## [AIM]
Locate all lines with the word "Phone" and copy them out.

## [DATA FOR THE TASK]
-- start --

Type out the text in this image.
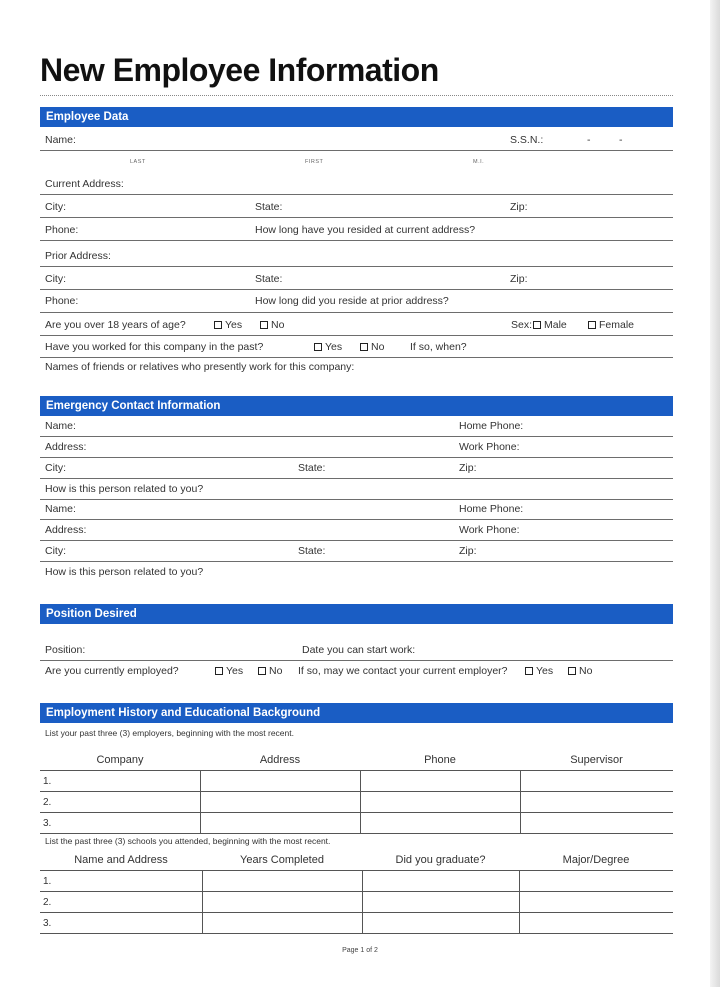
New Employee Information
Employee Data
Name:	S.S.N.:	-	-
LAST	FIRST	M.I.
Current Address:
City:	State:	Zip:
Phone:	How long have you resided at current address?
Prior Address:
City:	State:	Zip:
Phone:	How long did you reside at prior address?
Are you over 18 years of age?	Yes	No	Sex:	Male	Female
Have you worked for this company in the past?	Yes	No If so, when?
Names of friends or relatives who presently work for this company:
Emergency Contact Information
Name:	Home Phone:
Address:	Work Phone:
City:	State:	Zip:
How is this person related to you?
Name:	Home Phone:
Address:	Work Phone:
City:	State:	Zip:
How is this person related to you?
Position Desired
Position:	Date you can start work:
Are you currently employed?	Yes	No If so, may we contact your current employer?	Yes	No
Employment History and Educational Background
List your past three (3) employers, beginning with the most recent.
Company	Address	Phone	Supervisor
1.			
2.			
3.			
List the past three (3) schools you attended, beginning with the most recent.
Name and Address	Years Completed	Did you graduate?	Major/Degree
1.			
2.			
3.			
Page 1 of 2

-- end --

## [TASK ANSWER]
Phone:	How long have you resided at current address?
Phone:	How long did you reside at prior address?
Name:	Home Phone:
Address:	Work Phone:
Name:	Home Phone:
Address:	Work Phone:
Company	Address	Phone	Supervisor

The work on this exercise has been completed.